Description of the task
Restate the data below word for word. Skip any images it contains.

:::

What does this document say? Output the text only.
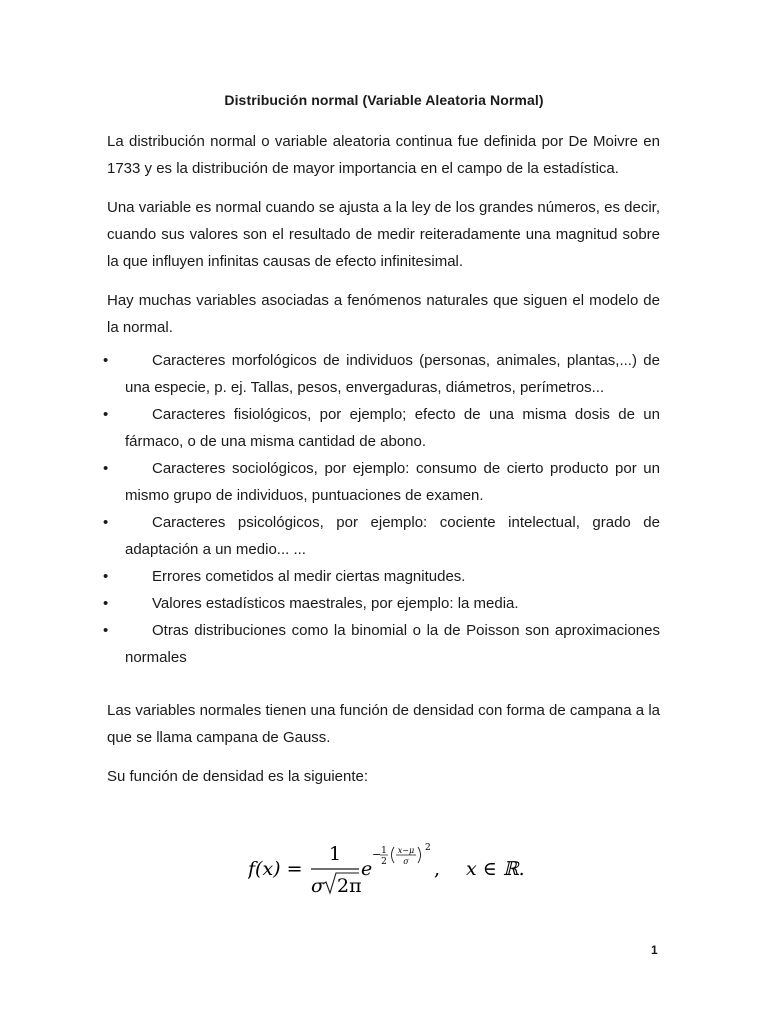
Distribución normal (Variable Aleatoria Normal)

La distribución normal o variable aleatoria continua fue definida por De Moivre en 1733 y es la distribución de mayor importancia en el campo de la estadística.

Una variable es normal cuando se ajusta a la ley de los grandes números, es decir, cuando sus valores son el resultado de medir reiteradamente una magnitud sobre la que influyen infinitas causas de efecto infinitesimal.

Hay muchas variables asociadas a fenómenos naturales que siguen el modelo de la normal.

•	Caracteres morfológicos de individuos (personas, animales, plantas,...) de una especie, p. ej. Tallas, pesos, envergaduras, diámetros, perímetros...
•	Caracteres fisiológicos, por ejemplo; efecto de una misma dosis de un fármaco, o de una misma cantidad de abono.
•	Caracteres sociológicos, por ejemplo: consumo de cierto producto por un mismo grupo de individuos, puntuaciones de examen.
•	Caracteres psicológicos, por ejemplo: cociente intelectual, grado de adaptación a un medio... ...
•	Errores cometidos al medir ciertas magnitudes.
•	Valores estadísticos maestrales, por ejemplo: la media.
•	Otras distribuciones como la binomial o la de Poisson son aproximaciones normales

Las variables normales tienen una función de densidad con forma de campana a la que se llama campana de Gauss.

Su función de densidad es la siguiente:

f(x) =
1
σ 2π
e
− 1
2
x−μ
σ
2
, x ∈ ℝ.
1
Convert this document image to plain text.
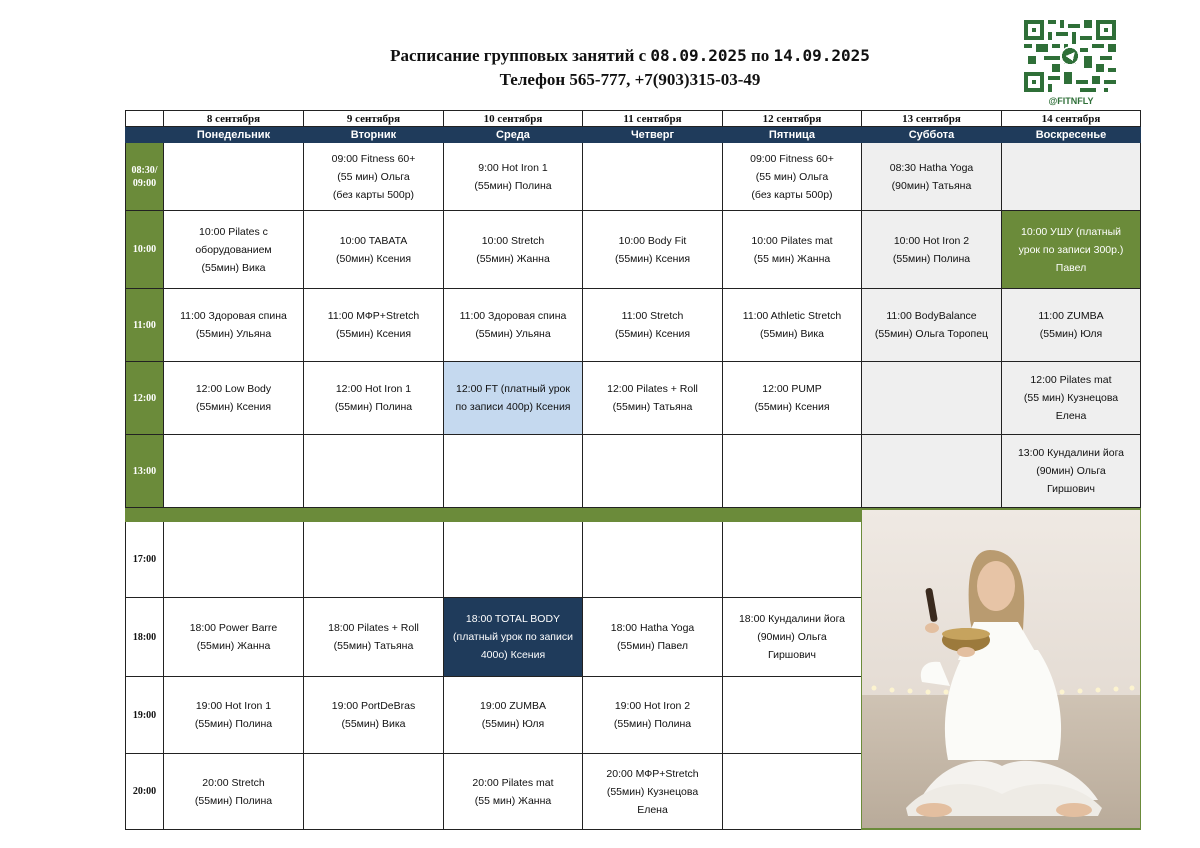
Расписание групповых занятий с 08.09.2025 по 14.09.2025
Телефон 565-777, +7(903)315-03-49
@FITNFLY
	8 сентября	9 сентября	10 сентября	11 сентября	12 сентября	13 сентября	14 сентября
	Понедельник	Вторник	Среда	Четверг	Пятница	Суббота	Воскресенье
08:30/
09:00		09:00 Fitness 60+
(55 мин) Ольга
(без карты 500р)	9:00 Hot Iron 1
(55мин) Полина		09:00 Fitness 60+
(55 мин) Ольга
(без карты 500р)	08:30 Hatha Yoga
(90мин) Татьяна	
10:00	10:00 Pilates с
оборудованием
(55мин) Вика	10:00 TABATA
(50мин) Ксения	10:00 Stretch
(55мин) Жанна	10:00 Body Fit
(55мин) Ксения	10:00 Pilates mat
(55 мин) Жанна	10:00 Hot Iron 2
(55мин) Полина	10:00 УШУ (платный
урок по записи 300р.)
Павел
11:00	11:00 Здоровая спина
(55мин) Ульяна	11:00 МФР+Stretch
(55мин) Ксения	11:00 Здоровая спина
(55мин) Ульяна	11:00 Stretch
(55мин) Ксения	11:00 Athletic Stretch
(55мин) Вика	11:00 BodyBalance
(55мин) Ольга Торопец	11:00 ZUMBA
(55мин) Юля
12:00	12:00 Low Body
(55мин) Ксения	12:00 Hot Iron 1
(55мин) Полина	12:00 FT (платный урок
по записи 400р) Ксения	12:00 Pilates + Roll
(55мин) Татьяна	12:00 PUMP
(55мин) Ксения		12:00 Pilates mat
(55 мин) Кузнецова
Елена
13:00							13:00 Кундалини йога
(90мин) Ольга
Гиршович

17:00							
18:00	18:00 Power Barre
(55мин) Жанна	18:00 Pilates + Roll
(55мин) Татьяна	18:00 TOTAL BODY
(платный урок по записи
400о) Ксения	18:00 Hatha Yoga
(55мин) Павел	18:00 Кундалини йога
(90мин) Ольга
Гиршович		
19:00	19:00 Hot Iron 1
(55мин) Полина	19:00 PortDeBras
(55мин) Вика	19:00 ZUMBA
(55мин) Юля	19:00 Hot Iron 2
(55мин) Полина			
20:00	20:00 Stretch
(55мин) Полина		20:00 Pilates mat
(55 мин) Жанна	20:00 МФР+Stretch
(55мин) Кузнецова
Елена			
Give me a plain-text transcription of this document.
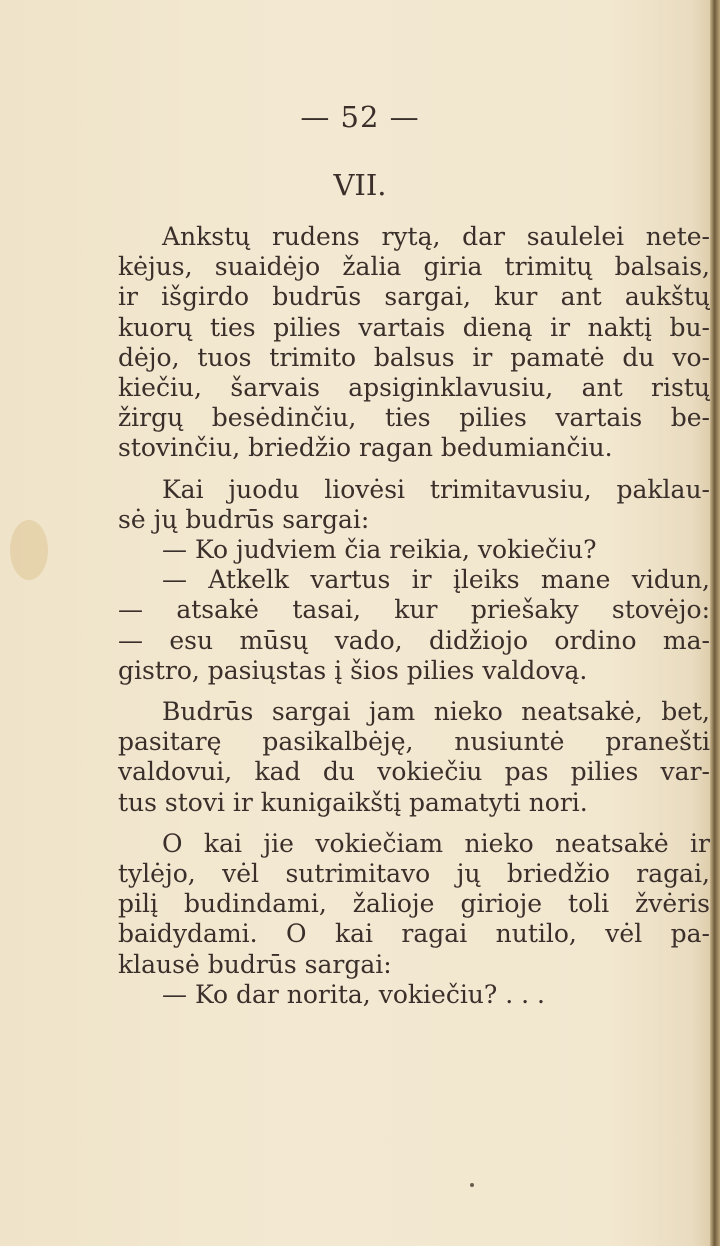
— 52 —
VII.
Ankstų rudens rytą, dar saulelei nete-
kėjus, suaidėjo žalia giria trimitų balsais,
ir išgirdo budrūs sargai, kur ant aukštų
kuorų ties pilies vartais dieną ir naktį bu-
dėjo, tuos trimito balsus ir pamatė du vo-
kiečiu, šarvais apsiginklavusiu, ant ristų
žirgų besėdinčiu, ties pilies vartais be-
stovinčiu, briedžio ragan bedumiančiu.
Kai juodu liovėsi trimitavusiu, paklau-
sė jų budrūs sargai:
— Ko judviem čia reikia, vokiečiu?
— Atkelk vartus ir įleiks mane vidun,
— atsakė tasai, kur priešaky stovėjo:
— esu mūsų vado, didžiojo ordino ma-
gistro, pasiųstas į šios pilies valdovą.
Budrūs sargai jam nieko neatsakė, bet,
pasitarę pasikalbėję, nusiuntė pranešti
valdovui, kad du vokiečiu pas pilies var-
tus stovi ir kunigaikštį pamatyti nori.
O kai jie vokiečiam nieko neatsakė ir
tylėjo, vėl sutrimitavo jų briedžio ragai,
pilį budindami, žalioje girioje toli žvėris
baidydami. O kai ragai nutilo, vėl pa-
klausė budrūs sargai:
— Ko dar norita, vokiečiu? . . .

:::

Final result
What does this document say? Output the text only.
Distribución normal (Variable Aleatoria Normal)

La distribución normal o variable aleatoria continua fue definida por De Moivre en 1733 y es la distribución de mayor importancia en el campo de la estadística.

Una variable es normal cuando se ajusta a la ley de los grandes números, es decir, cuando sus valores son el resultado de medir reiteradamente una magnitud sobre la que influyen infinitas causas de efecto infinitesimal.

Hay muchas variables asociadas a fenómenos naturales que siguen el modelo de la normal.

•	Caracteres morfológicos de individuos (personas, animales, plantas,...) de una especie, p. ej. Tallas, pesos, envergaduras, diámetros, perímetros...
•	Caracteres fisiológicos, por ejemplo; efecto de una misma dosis de un fármaco, o de una misma cantidad de abono.
•	Caracteres sociológicos, por ejemplo: consumo de cierto producto por un mismo grupo de individuos, puntuaciones de examen.
•	Caracteres psicológicos, por ejemplo: cociente intelectual, grado de adaptación a un medio... ...
•	Errores cometidos al medir ciertas magnitudes.
•	Valores estadísticos maestrales, por ejemplo: la media.
•	Otras distribuciones como la binomial o la de Poisson son aproximaciones normales

Las variables normales tienen una función de densidad con forma de campana a la que se llama campana de Gauss.

Su función de densidad es la siguiente:

f(x) =
1
σ 2π
e
− 1
2
x−μ
σ
2
, x ∈ ℝ.
1
Convert this document image to plain text.
Расписание групповых занятий с 08.09.2025 по 14.09.2025
Телефон 565-777, +7(903)315-03-49
@FITNFLY
	8 сентября	9 сентября	10 сентября	11 сентября	12 сентября	13 сентября	14 сентября
	Понедельник	Вторник	Среда	Четверг	Пятница	Суббота	Воскресенье
08:30/
09:00		09:00 Fitness 60+
(55 мин) Ольга
(без карты 500р)	9:00 Hot Iron 1
(55мин) Полина		09:00 Fitness 60+
(55 мин) Ольга
(без карты 500р)	08:30 Hatha Yoga
(90мин) Татьяна	
10:00	10:00 Pilates с
оборудованием
(55мин) Вика	10:00 TABATA
(50мин) Ксения	10:00 Stretch
(55мин) Жанна	10:00 Body Fit
(55мин) Ксения	10:00 Pilates mat
(55 мин) Жанна	10:00 Hot Iron 2
(55мин) Полина	10:00 УШУ (платный
урок по записи 300р.)
Павел
11:00	11:00 Здоровая спина
(55мин) Ульяна	11:00 МФР+Stretch
(55мин) Ксения	11:00 Здоровая спина
(55мин) Ульяна	11:00 Stretch
(55мин) Ксения	11:00 Athletic Stretch
(55мин) Вика	11:00 BodyBalance
(55мин) Ольга Торопец	11:00 ZUMBA
(55мин) Юля
12:00	12:00 Low Body
(55мин) Ксения	12:00 Hot Iron 1
(55мин) Полина	12:00 FT (платный урок
по записи 400р) Ксения	12:00 Pilates + Roll
(55мин) Татьяна	12:00 PUMP
(55мин) Ксения		12:00 Pilates mat
(55 мин) Кузнецова
Елена
13:00							13:00 Кундалини йога
(90мин) Ольга
Гиршович

17:00							
18:00	18:00 Power Barre
(55мин) Жанна	18:00 Pilates + Roll
(55мин) Татьяна	18:00 TOTAL BODY
(платный урок по записи
400о) Ксения	18:00 Hatha Yoga
(55мин) Павел	18:00 Кундалини йога
(90мин) Ольга
Гиршович		
19:00	19:00 Hot Iron 1
(55мин) Полина	19:00 PortDeBras
(55мин) Вика	19:00 ZUMBA
(55мин) Юля	19:00 Hot Iron 2
(55мин) Полина			
20:00	20:00 Stretch
(55мин) Полина		20:00 Pilates mat
(55 мин) Жанна	20:00 МФР+Stretch
(55мин) Кузнецова
Елена			
Give me a plain-text transcription of this document.
— 52 —
VII.
Ankstų rudens rytą, dar saulelei nete-
kėjus, suaidėjo žalia giria trimitų balsais,
ir išgirdo budrūs sargai, kur ant aukštų
kuorų ties pilies vartais dieną ir naktį bu-
dėjo, tuos trimito balsus ir pamatė du vo-
kiečiu, šarvais apsiginklavusiu, ant ristų
žirgų besėdinčiu, ties pilies vartais be-
stovinčiu, briedžio ragan bedumiančiu.
Kai juodu liovėsi trimitavusiu, paklau-
sė jų budrūs sargai:
— Ko judviem čia reikia, vokiečiu?
— Atkelk vartus ir įleiks mane vidun,
— atsakė tasai, kur priešaky stovėjo:
— esu mūsų vado, didžiojo ordino ma-
gistro, pasiųstas į šios pilies valdovą.
Budrūs sargai jam nieko neatsakė, bet,
pasitarę pasikalbėję, nusiuntė pranešti
valdovui, kad du vokiečiu pas pilies var-
tus stovi ir kunigaikštį pamatyti nori.
O kai jie vokiečiam nieko neatsakė ir
tylėjo, vėl sutrimitavo jų briedžio ragai,
pilį budindami, žalioje girioje toli žvėris
baidydami. O kai ragai nutilo, vėl pa-
klausė budrūs sargai:
— Ko dar norita, vokiečiu? . . .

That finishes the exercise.